→ **TASK TO CARRY OUT**:
Return each line of the data below exactly, omitting any pictures.

→ **SOURCE RECORDS**:
※ ※ ※
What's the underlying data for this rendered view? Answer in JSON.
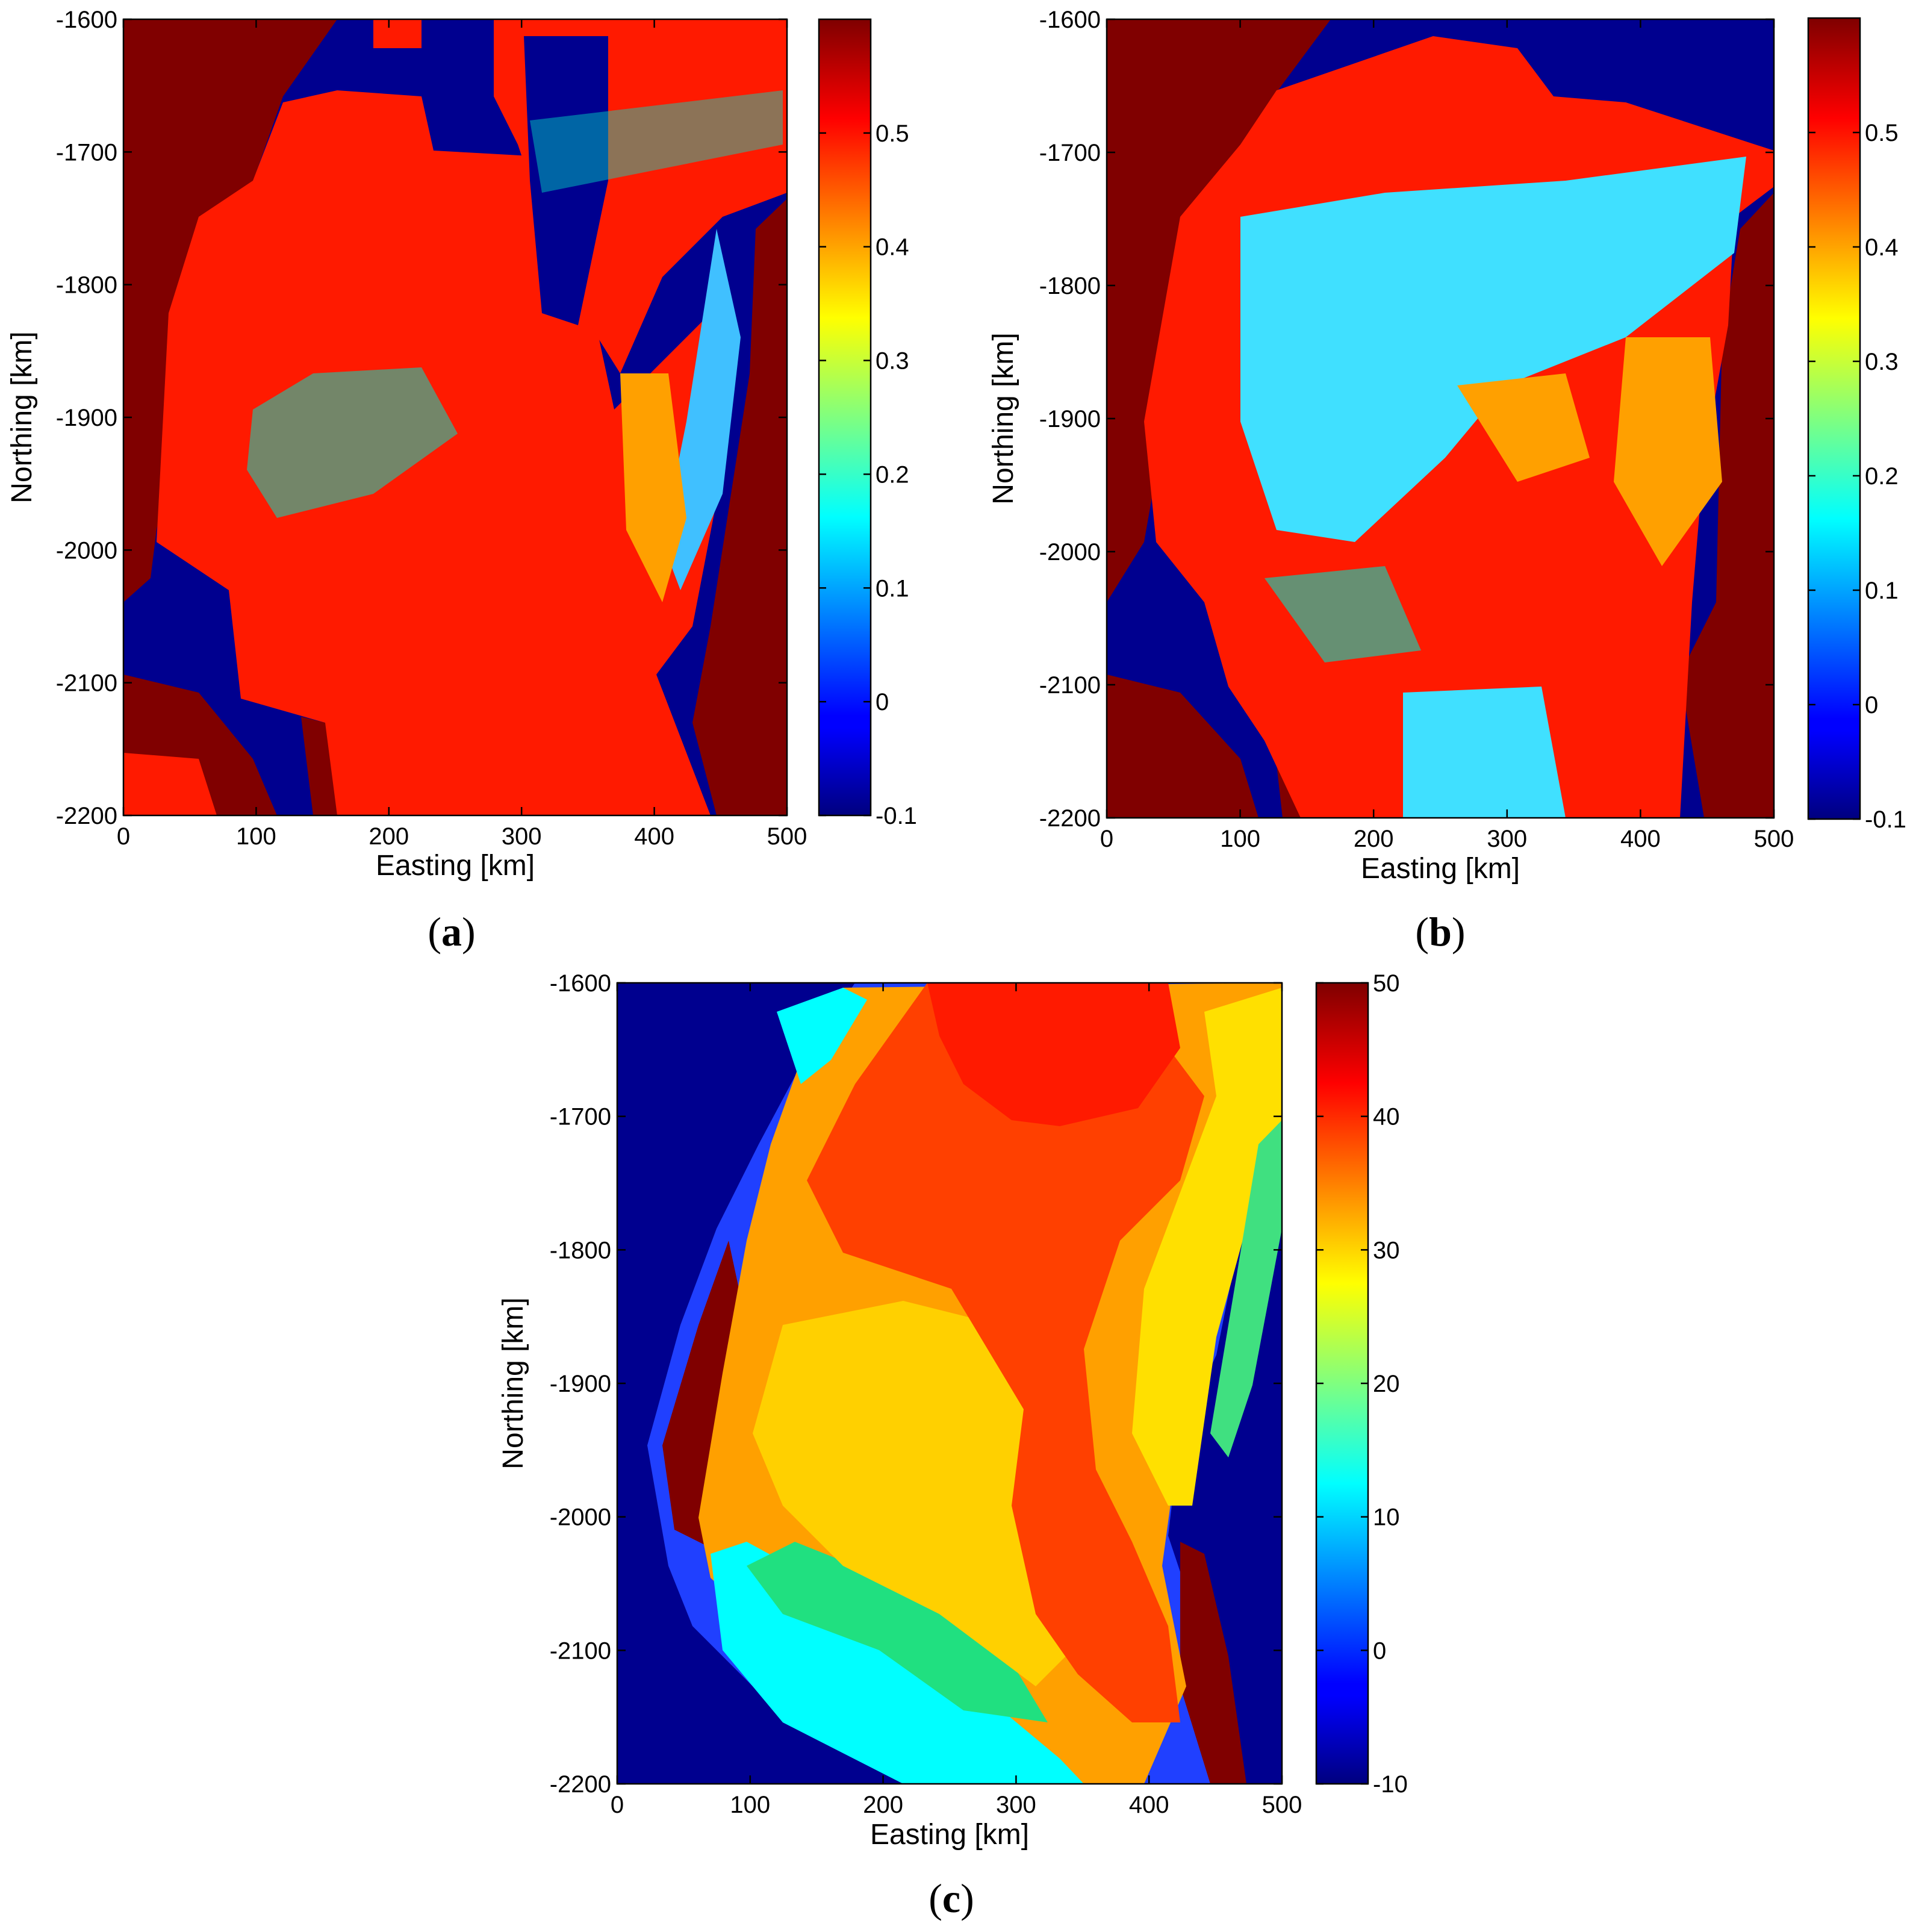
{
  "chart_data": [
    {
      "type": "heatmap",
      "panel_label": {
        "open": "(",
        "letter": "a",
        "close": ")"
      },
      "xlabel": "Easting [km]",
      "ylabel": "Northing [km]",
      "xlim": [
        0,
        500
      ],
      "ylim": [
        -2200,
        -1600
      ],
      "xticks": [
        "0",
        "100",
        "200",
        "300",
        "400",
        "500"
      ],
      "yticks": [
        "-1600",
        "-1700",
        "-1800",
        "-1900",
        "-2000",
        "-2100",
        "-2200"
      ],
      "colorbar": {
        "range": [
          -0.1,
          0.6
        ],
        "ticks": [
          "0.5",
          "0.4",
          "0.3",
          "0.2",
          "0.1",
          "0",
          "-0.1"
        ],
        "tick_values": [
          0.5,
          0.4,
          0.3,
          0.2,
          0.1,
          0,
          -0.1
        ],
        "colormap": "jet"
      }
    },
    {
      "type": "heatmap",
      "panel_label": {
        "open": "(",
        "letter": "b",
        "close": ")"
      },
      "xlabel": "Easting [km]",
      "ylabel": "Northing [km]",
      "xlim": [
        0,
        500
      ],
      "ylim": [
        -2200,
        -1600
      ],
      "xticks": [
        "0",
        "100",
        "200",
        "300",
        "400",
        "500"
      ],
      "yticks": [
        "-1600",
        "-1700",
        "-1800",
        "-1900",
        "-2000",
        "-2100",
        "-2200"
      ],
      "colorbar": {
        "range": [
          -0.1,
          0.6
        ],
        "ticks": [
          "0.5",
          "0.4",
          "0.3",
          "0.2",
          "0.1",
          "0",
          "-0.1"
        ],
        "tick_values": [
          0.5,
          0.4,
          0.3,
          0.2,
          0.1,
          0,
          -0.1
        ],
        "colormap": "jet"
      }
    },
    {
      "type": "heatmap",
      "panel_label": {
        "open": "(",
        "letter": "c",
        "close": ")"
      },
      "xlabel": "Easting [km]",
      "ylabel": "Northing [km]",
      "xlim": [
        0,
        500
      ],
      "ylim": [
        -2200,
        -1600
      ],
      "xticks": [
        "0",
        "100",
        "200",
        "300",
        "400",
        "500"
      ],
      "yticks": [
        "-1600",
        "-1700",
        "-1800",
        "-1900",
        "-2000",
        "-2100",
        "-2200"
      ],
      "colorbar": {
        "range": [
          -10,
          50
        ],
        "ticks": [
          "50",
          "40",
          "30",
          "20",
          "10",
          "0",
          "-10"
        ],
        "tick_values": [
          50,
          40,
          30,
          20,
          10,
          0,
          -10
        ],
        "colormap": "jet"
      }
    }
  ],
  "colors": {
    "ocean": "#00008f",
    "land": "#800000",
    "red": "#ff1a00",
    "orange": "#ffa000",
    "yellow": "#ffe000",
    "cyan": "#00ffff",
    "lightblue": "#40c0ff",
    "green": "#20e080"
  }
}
※ ※ ※
→ **TASK RESPONSE**:
What's the underlying data for this rendered view? Answer in JSON.
{
  "chart_data": [
    {
      "type": "heatmap",
      "panel_label": {
        "open": "(",
        "letter": "a",
        "close": ")"
      },
      "xlabel": "Easting [km]",
      "ylabel": "Northing [km]",
      "xlim": [
        0,
        500
      ],
      "ylim": [
        -2200,
        -1600
      ],
      "xticks": [
        "0",
        "100",
        "200",
        "300",
        "400",
        "500"
      ],
      "yticks": [
        "-1600",
        "-1700",
        "-1800",
        "-1900",
        "-2000",
        "-2100",
        "-2200"
      ],
      "colorbar": {
        "range": [
          -0.1,
          0.6
        ],
        "ticks": [
          "0.5",
          "0.4",
          "0.3",
          "0.2",
          "0.1",
          "0",
          "-0.1"
        ],
        "tick_values": [
          0.5,
          0.4,
          0.3,
          0.2,
          0.1,
          0,
          -0.1
        ],
        "colormap": "jet"
      }
    },
    {
      "type": "heatmap",
      "panel_label": {
        "open": "(",
        "letter": "b",
        "close": ")"
      },
      "xlabel": "Easting [km]",
      "ylabel": "Northing [km]",
      "xlim": [
        0,
        500
      ],
      "ylim": [
        -2200,
        -1600
      ],
      "xticks": [
        "0",
        "100",
        "200",
        "300",
        "400",
        "500"
      ],
      "yticks": [
        "-1600",
        "-1700",
        "-1800",
        "-1900",
        "-2000",
        "-2100",
        "-2200"
      ],
      "colorbar": {
        "range": [
          -0.1,
          0.6
        ],
        "ticks": [
          "0.5",
          "0.4",
          "0.3",
          "0.2",
          "0.1",
          "0",
          "-0.1"
        ],
        "tick_values": [
          0.5,
          0.4,
          0.3,
          0.2,
          0.1,
          0,
          -0.1
        ],
        "colormap": "jet"
      }
    },
    {
      "type": "heatmap",
      "panel_label": {
        "open": "(",
        "letter": "c",
        "close": ")"
      },
      "xlabel": "Easting [km]",
      "ylabel": "Northing [km]",
      "xlim": [
        0,
        500
      ],
      "ylim": [
        -2200,
        -1600
      ],
      "xticks": [
        "0",
        "100",
        "200",
        "300",
        "400",
        "500"
      ],
      "yticks": [
        "-1600",
        "-1700",
        "-1800",
        "-1900",
        "-2000",
        "-2100",
        "-2200"
      ],
      "colorbar": {
        "range": [
          -10,
          50
        ],
        "ticks": [
          "50",
          "40",
          "30",
          "20",
          "10",
          "0",
          "-10"
        ],
        "tick_values": [
          50,
          40,
          30,
          20,
          10,
          0,
          -10
        ],
        "colormap": "jet"
      }
    }
  ],
  "colors": {
    "ocean": "#00008f",
    "land": "#800000",
    "red": "#ff1a00",
    "orange": "#ffa000",
    "yellow": "#ffe000",
    "cyan": "#00ffff",
    "lightblue": "#40c0ff",
    "green": "#20e080"
  }
}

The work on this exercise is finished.